__Given problem__
Quote the entries word for word. Omit the pictures.

__Data for this exercise__
....

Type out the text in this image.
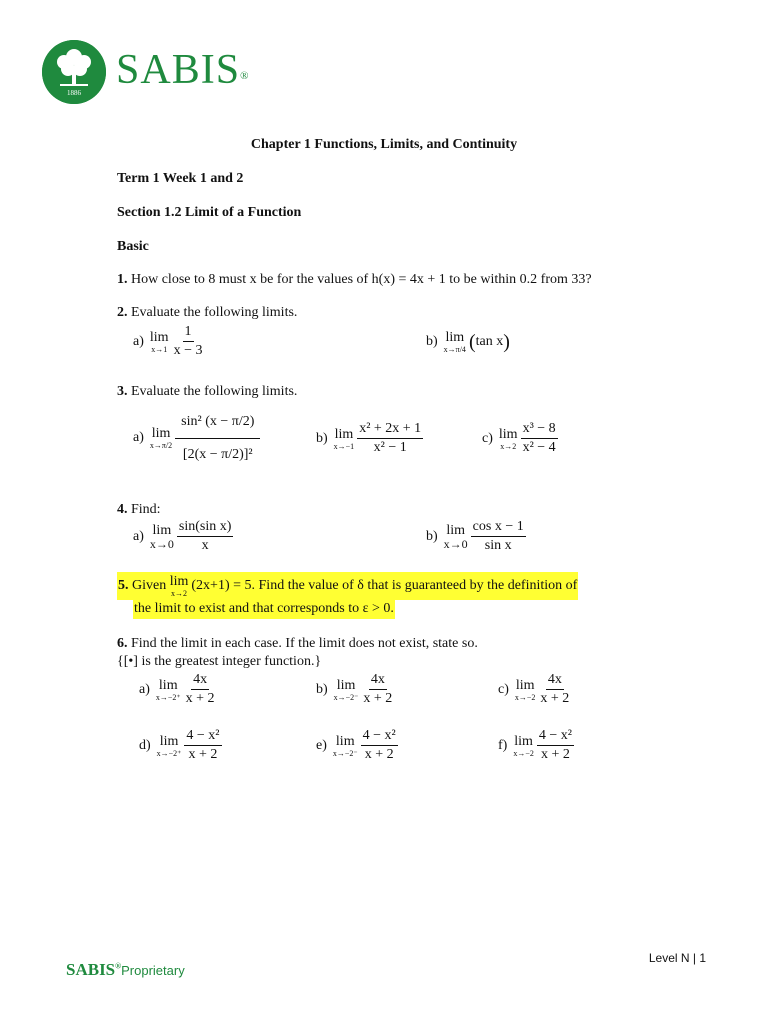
1886 SABIS®
Chapter 1 Functions, Limits, and Continuity
Term 1 Week 1 and 2
Section 1.2 Limit of a Function
Basic
1. How close to 8 must x be for the values of h(x) = 4x + 1 to be within 0.2 from 33?
2. Evaluate the following limits.
a) lim
$x\to 1 \frac{1}{x - 3}$	b) lim
x→π/4 ( tan x )
3. Evaluate the following limits.
a) lim
$x\to\pi/2 \frac{\text{sin² (x − π/2)}}{\text{[2(x − π/2)]²}}$	b) lim
$x\to-1 \frac{\text{x² + 2x + 1}}{\text{x² − 1}}$	c) lim
$x\to 2 \frac{\text{x³ − 8}}{\text{x² − 4}}$
4. Find:
a) lim
$x\to 0 \frac{\text{sin(sin x)}}{x}$	b) lim
$x\to 0 \frac{\text{cos x − 1}}{\text{sin x}}$
5.
Given
lim
x→2
(2x+1) = 5 . Find the value of δ that is guaranteed by the definition of
the limit to exist and that corresponds to ε > 0.
6. Find the limit in each case. If the limit does not exist, state so.
{[•] is the greatest integer function.}
a) lim
$x\to-2^+ \frac{4x}{x + 2}$	b) lim
$x\to-2^- \frac{4x}{x + 2}$	c) lim
$x\to-2 \frac{4x}{x + 2}$
d) lim
$x\to-2^+ \frac{\text{4 − x²}}{x + 2}$	e) lim
$x\to-2^- \frac{\text{4 − x²}}{x + 2}$	f) lim
$x\to-2 \frac{\text{4 − x²}}{x + 2}$
Level N | 1
SABIS®Proprietary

....

__Correct output__
Type out the text in this image.
1886 SABIS®
Chapter 1 Functions, Limits, and Continuity
Term 1 Week 1 and 2
Section 1.2 Limit of a Function
Basic
1. How close to 8 must x be for the values of h(x) = 4x + 1 to be within 0.2 from 33?
2. Evaluate the following limits.
a) lim
$x\to 1 \frac{1}{x - 3}$	b) lim
x→π/4 ( tan x )
3. Evaluate the following limits.
a) lim
$x\to\pi/2 \frac{\text{sin² (x − π/2)}}{\text{[2(x − π/2)]²}}$	b) lim
$x\to-1 \frac{\text{x² + 2x + 1}}{\text{x² − 1}}$	c) lim
$x\to 2 \frac{\text{x³ − 8}}{\text{x² − 4}}$
4. Find:
a) lim
$x\to 0 \frac{\text{sin(sin x)}}{x}$	b) lim
$x\to 0 \frac{\text{cos x − 1}}{\text{sin x}}$
5.
Given
lim
x→2
(2x+1) = 5 . Find the value of δ that is guaranteed by the definition of
the limit to exist and that corresponds to ε > 0.
6. Find the limit in each case. If the limit does not exist, state so.
{[•] is the greatest integer function.}
a) lim
$x\to-2^+ \frac{4x}{x + 2}$	b) lim
$x\to-2^- \frac{4x}{x + 2}$	c) lim
$x\to-2 \frac{4x}{x + 2}$
d) lim
$x\to-2^+ \frac{\text{4 − x²}}{x + 2}$	e) lim
$x\to-2^- \frac{\text{4 − x²}}{x + 2}$	f) lim
$x\to-2 \frac{\text{4 − x²}}{x + 2}$
Level N | 1
SABIS®Proprietary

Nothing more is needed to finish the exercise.